# SHORT EXERCISE
Work through the data line by line, gathering every line that has the word "murs".

# RECORD EXTRACTS
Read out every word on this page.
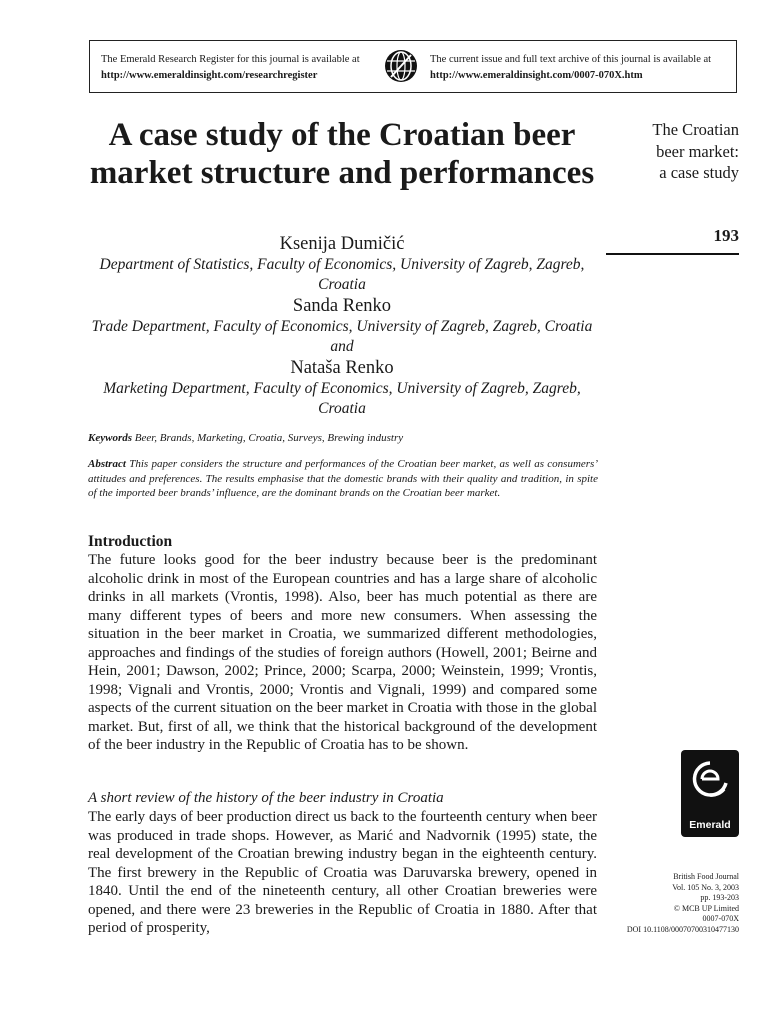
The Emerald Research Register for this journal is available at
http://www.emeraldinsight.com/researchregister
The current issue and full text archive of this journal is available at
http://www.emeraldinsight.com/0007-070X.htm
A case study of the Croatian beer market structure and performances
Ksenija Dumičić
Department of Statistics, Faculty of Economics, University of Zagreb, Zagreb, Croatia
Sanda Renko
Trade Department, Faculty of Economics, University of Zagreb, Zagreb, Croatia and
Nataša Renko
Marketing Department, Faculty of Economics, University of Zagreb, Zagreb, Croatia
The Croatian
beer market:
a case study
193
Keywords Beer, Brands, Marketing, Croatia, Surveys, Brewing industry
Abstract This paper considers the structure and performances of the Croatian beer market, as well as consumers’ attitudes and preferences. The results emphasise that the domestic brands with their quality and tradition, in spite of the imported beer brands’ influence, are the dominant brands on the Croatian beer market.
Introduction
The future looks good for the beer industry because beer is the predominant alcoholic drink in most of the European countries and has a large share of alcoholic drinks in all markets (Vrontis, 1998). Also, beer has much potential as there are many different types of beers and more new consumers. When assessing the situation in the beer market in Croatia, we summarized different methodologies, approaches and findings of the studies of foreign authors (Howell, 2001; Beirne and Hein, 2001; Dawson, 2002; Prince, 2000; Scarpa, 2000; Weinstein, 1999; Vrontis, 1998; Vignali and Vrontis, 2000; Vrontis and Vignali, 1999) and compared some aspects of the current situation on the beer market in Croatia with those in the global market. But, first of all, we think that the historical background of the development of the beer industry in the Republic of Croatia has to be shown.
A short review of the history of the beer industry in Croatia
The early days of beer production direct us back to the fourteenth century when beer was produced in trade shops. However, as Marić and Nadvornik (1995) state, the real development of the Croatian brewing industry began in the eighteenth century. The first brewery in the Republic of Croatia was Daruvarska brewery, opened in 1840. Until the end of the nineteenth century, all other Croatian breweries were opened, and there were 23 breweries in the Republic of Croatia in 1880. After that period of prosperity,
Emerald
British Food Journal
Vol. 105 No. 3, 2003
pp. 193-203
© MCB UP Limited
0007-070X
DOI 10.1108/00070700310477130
* * *
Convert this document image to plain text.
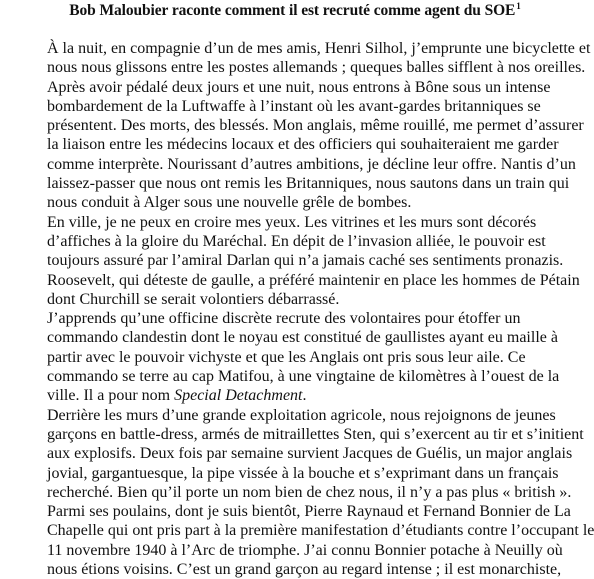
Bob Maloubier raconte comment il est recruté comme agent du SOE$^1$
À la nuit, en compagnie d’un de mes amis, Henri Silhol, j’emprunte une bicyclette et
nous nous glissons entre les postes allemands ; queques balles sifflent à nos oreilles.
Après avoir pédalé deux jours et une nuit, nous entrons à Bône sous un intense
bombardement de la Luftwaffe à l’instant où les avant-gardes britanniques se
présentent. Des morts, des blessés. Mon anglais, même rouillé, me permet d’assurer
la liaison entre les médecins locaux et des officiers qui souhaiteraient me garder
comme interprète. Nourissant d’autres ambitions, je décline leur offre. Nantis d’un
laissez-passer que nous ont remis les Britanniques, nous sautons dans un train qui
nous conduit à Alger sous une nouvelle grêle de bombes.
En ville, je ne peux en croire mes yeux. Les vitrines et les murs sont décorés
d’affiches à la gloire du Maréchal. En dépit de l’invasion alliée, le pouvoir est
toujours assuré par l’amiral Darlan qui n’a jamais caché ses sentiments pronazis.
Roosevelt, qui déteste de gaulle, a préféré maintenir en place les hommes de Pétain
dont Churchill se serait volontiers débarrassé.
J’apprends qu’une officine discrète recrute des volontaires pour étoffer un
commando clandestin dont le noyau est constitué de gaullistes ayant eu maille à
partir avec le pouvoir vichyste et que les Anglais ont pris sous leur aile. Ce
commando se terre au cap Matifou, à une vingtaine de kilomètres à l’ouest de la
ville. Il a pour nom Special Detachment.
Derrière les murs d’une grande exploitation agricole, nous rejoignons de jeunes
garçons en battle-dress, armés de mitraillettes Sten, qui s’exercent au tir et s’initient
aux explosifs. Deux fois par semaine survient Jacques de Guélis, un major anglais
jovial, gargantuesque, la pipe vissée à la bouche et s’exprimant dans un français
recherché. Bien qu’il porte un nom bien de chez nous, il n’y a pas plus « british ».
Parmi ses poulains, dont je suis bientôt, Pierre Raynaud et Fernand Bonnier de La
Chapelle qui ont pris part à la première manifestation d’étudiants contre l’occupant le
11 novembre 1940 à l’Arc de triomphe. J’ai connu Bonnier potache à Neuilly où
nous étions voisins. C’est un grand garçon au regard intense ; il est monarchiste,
==
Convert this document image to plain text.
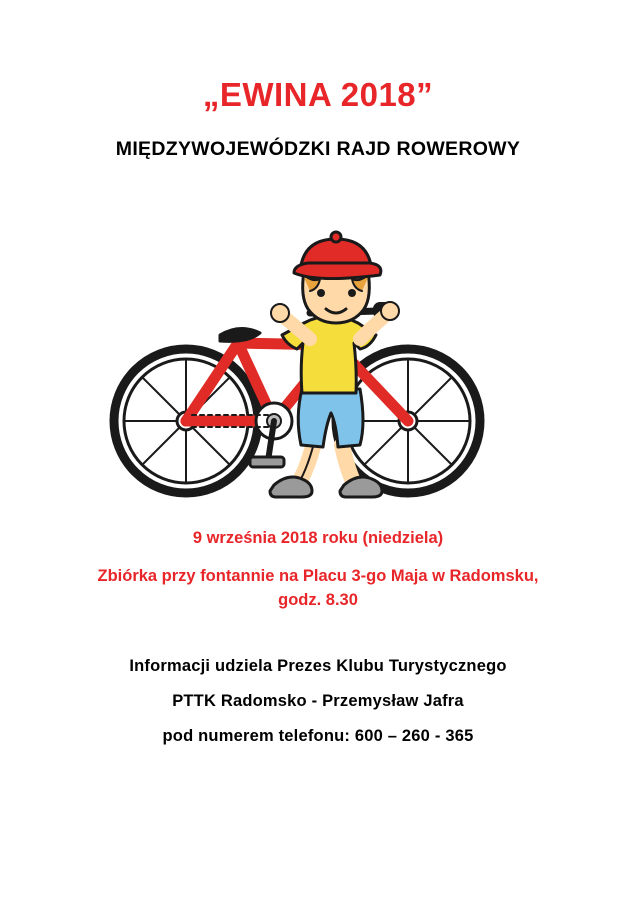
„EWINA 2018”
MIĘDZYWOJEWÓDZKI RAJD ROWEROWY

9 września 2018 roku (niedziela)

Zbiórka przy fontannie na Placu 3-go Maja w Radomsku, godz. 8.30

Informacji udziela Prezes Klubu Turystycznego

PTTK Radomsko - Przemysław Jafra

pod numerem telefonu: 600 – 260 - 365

# THE ANSWER
En ville, je ne peux en croire mes yeux. Les vitrines et les murs sont décorés
Derrière les murs d’une grande exploitation agricole, nous rejoignons de jeunes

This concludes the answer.